[Excerpt from a dataset]

-.-.-

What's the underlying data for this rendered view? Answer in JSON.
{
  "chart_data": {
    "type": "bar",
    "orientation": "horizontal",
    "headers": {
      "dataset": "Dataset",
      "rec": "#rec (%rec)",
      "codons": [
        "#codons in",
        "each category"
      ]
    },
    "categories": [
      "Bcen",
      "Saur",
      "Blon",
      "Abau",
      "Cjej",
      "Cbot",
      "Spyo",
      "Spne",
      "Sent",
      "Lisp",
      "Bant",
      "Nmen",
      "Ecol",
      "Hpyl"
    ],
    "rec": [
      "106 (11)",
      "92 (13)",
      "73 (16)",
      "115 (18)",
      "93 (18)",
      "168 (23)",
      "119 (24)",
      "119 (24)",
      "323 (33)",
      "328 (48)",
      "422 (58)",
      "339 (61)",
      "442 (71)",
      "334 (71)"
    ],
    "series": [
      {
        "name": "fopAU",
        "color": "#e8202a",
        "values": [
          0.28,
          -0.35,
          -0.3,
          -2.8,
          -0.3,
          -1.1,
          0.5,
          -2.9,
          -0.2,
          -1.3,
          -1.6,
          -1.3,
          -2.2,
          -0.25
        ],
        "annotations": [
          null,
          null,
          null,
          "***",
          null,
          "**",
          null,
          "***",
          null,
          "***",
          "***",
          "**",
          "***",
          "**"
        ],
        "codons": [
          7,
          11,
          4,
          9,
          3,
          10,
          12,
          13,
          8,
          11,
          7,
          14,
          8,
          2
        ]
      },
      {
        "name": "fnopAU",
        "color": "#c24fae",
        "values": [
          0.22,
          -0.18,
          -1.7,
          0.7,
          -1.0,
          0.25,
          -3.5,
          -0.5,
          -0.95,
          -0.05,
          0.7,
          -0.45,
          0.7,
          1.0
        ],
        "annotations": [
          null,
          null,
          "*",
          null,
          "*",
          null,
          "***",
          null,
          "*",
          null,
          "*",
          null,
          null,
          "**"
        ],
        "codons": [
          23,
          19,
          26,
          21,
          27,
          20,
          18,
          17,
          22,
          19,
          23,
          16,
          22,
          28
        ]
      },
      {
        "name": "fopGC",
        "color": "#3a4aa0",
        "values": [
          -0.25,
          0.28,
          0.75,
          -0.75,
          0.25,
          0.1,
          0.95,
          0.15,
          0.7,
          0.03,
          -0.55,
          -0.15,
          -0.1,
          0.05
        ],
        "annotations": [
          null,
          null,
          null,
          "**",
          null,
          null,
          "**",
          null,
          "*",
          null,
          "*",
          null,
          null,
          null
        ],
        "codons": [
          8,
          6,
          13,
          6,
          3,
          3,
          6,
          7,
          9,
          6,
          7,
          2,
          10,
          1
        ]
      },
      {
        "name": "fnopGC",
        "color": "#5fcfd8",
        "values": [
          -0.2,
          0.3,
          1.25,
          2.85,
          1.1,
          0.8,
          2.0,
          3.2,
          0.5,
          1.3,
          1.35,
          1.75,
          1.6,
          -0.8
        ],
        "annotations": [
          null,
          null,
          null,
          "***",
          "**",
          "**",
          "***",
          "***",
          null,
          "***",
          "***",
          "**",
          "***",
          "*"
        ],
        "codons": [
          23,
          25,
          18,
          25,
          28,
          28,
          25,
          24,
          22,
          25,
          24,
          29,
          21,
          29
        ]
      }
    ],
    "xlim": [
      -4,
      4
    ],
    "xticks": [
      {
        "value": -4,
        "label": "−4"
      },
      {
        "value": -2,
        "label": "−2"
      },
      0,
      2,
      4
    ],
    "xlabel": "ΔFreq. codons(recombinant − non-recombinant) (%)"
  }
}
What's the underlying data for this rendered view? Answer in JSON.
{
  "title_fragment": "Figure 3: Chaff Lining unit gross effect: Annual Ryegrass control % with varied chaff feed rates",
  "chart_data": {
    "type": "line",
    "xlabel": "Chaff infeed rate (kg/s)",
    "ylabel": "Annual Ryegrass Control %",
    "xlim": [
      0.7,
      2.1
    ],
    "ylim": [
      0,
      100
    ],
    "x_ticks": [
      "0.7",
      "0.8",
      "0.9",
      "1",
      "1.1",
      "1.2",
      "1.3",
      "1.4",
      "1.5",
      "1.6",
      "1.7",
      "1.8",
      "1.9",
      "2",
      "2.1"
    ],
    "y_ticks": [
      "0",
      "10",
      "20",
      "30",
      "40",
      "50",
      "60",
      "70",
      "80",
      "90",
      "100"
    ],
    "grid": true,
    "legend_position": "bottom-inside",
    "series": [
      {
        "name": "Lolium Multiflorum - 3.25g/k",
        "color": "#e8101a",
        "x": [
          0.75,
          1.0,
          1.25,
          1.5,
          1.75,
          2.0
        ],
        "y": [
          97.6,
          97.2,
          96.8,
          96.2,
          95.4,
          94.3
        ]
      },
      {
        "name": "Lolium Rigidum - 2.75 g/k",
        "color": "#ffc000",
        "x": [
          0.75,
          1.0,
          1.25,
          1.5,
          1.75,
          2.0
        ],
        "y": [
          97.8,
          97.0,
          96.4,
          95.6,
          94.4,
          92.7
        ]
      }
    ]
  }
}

-.-.-

- **Objective**
Retype the material in full, character for character.

- **Task answer**
What's the underlying data for this rendered view? Answer in JSON.
{
  "chart_data": {
    "type": "bar",
    "orientation": "horizontal",
    "headers": {
      "dataset": "Dataset",
      "rec": "#rec (%rec)",
      "codons": [
        "#codons in",
        "each category"
      ]
    },
    "categories": [
      "Bcen",
      "Saur",
      "Blon",
      "Abau",
      "Cjej",
      "Cbot",
      "Spyo",
      "Spne",
      "Sent",
      "Lisp",
      "Bant",
      "Nmen",
      "Ecol",
      "Hpyl"
    ],
    "rec": [
      "106 (11)",
      "92 (13)",
      "73 (16)",
      "115 (18)",
      "93 (18)",
      "168 (23)",
      "119 (24)",
      "119 (24)",
      "323 (33)",
      "328 (48)",
      "422 (58)",
      "339 (61)",
      "442 (71)",
      "334 (71)"
    ],
    "series": [
      {
        "name": "fopAU",
        "color": "#e8202a",
        "values": [
          0.28,
          -0.35,
          -0.3,
          -2.8,
          -0.3,
          -1.1,
          0.5,
          -2.9,
          -0.2,
          -1.3,
          -1.6,
          -1.3,
          -2.2,
          -0.25
        ],
        "annotations": [
          null,
          null,
          null,
          "***",
          null,
          "**",
          null,
          "***",
          null,
          "***",
          "***",
          "**",
          "***",
          "**"
        ],
        "codons": [
          7,
          11,
          4,
          9,
          3,
          10,
          12,
          13,
          8,
          11,
          7,
          14,
          8,
          2
        ]
      },
      {
        "name": "fnopAU",
        "color": "#c24fae",
        "values": [
          0.22,
          -0.18,
          -1.7,
          0.7,
          -1.0,
          0.25,
          -3.5,
          -0.5,
          -0.95,
          -0.05,
          0.7,
          -0.45,
          0.7,
          1.0
        ],
        "annotations": [
          null,
          null,
          "*",
          null,
          "*",
          null,
          "***",
          null,
          "*",
          null,
          "*",
          null,
          null,
          "**"
        ],
        "codons": [
          23,
          19,
          26,
          21,
          27,
          20,
          18,
          17,
          22,
          19,
          23,
          16,
          22,
          28
        ]
      },
      {
        "name": "fopGC",
        "color": "#3a4aa0",
        "values": [
          -0.25,
          0.28,
          0.75,
          -0.75,
          0.25,
          0.1,
          0.95,
          0.15,
          0.7,
          0.03,
          -0.55,
          -0.15,
          -0.1,
          0.05
        ],
        "annotations": [
          null,
          null,
          null,
          "**",
          null,
          null,
          "**",
          null,
          "*",
          null,
          "*",
          null,
          null,
          null
        ],
        "codons": [
          8,
          6,
          13,
          6,
          3,
          3,
          6,
          7,
          9,
          6,
          7,
          2,
          10,
          1
        ]
      },
      {
        "name": "fnopGC",
        "color": "#5fcfd8",
        "values": [
          -0.2,
          0.3,
          1.25,
          2.85,
          1.1,
          0.8,
          2.0,
          3.2,
          0.5,
          1.3,
          1.35,
          1.75,
          1.6,
          -0.8
        ],
        "annotations": [
          null,
          null,
          null,
          "***",
          "**",
          "**",
          "***",
          "***",
          null,
          "***",
          "***",
          "**",
          "***",
          "*"
        ],
        "codons": [
          23,
          25,
          18,
          25,
          28,
          28,
          25,
          24,
          22,
          25,
          24,
          29,
          21,
          29
        ]
      }
    ],
    "xlim": [
      -4,
      4
    ],
    "xticks": [
      {
        "value": -4,
        "label": "−4"
      },
      {
        "value": -2,
        "label": "−2"
      },
      0,
      2,
      4
    ],
    "xlabel": "ΔFreq. codons(recombinant − non-recombinant) (%)"
  }
}
What's the underlying data for this rendered view? Answer in JSON.
{
  "title_fragment": "Figure 3: Chaff Lining unit gross effect: Annual Ryegrass control % with varied chaff feed rates",
  "chart_data": {
    "type": "line",
    "xlabel": "Chaff infeed rate (kg/s)",
    "ylabel": "Annual Ryegrass Control %",
    "xlim": [
      0.7,
      2.1
    ],
    "ylim": [
      0,
      100
    ],
    "x_ticks": [
      "0.7",
      "0.8",
      "0.9",
      "1",
      "1.1",
      "1.2",
      "1.3",
      "1.4",
      "1.5",
      "1.6",
      "1.7",
      "1.8",
      "1.9",
      "2",
      "2.1"
    ],
    "y_ticks": [
      "0",
      "10",
      "20",
      "30",
      "40",
      "50",
      "60",
      "70",
      "80",
      "90",
      "100"
    ],
    "grid": true,
    "legend_position": "bottom-inside",
    "series": [
      {
        "name": "Lolium Multiflorum - 3.25g/k",
        "color": "#e8101a",
        "x": [
          0.75,
          1.0,
          1.25,
          1.5,
          1.75,
          2.0
        ],
        "y": [
          97.6,
          97.2,
          96.8,
          96.2,
          95.4,
          94.3
        ]
      },
      {
        "name": "Lolium Rigidum - 2.75 g/k",
        "color": "#ffc000",
        "x": [
          0.75,
          1.0,
          1.25,
          1.5,
          1.75,
          2.0
        ],
        "y": [
          97.8,
          97.0,
          96.4,
          95.6,
          94.4,
          92.7
        ]
      }
    ]
  }
}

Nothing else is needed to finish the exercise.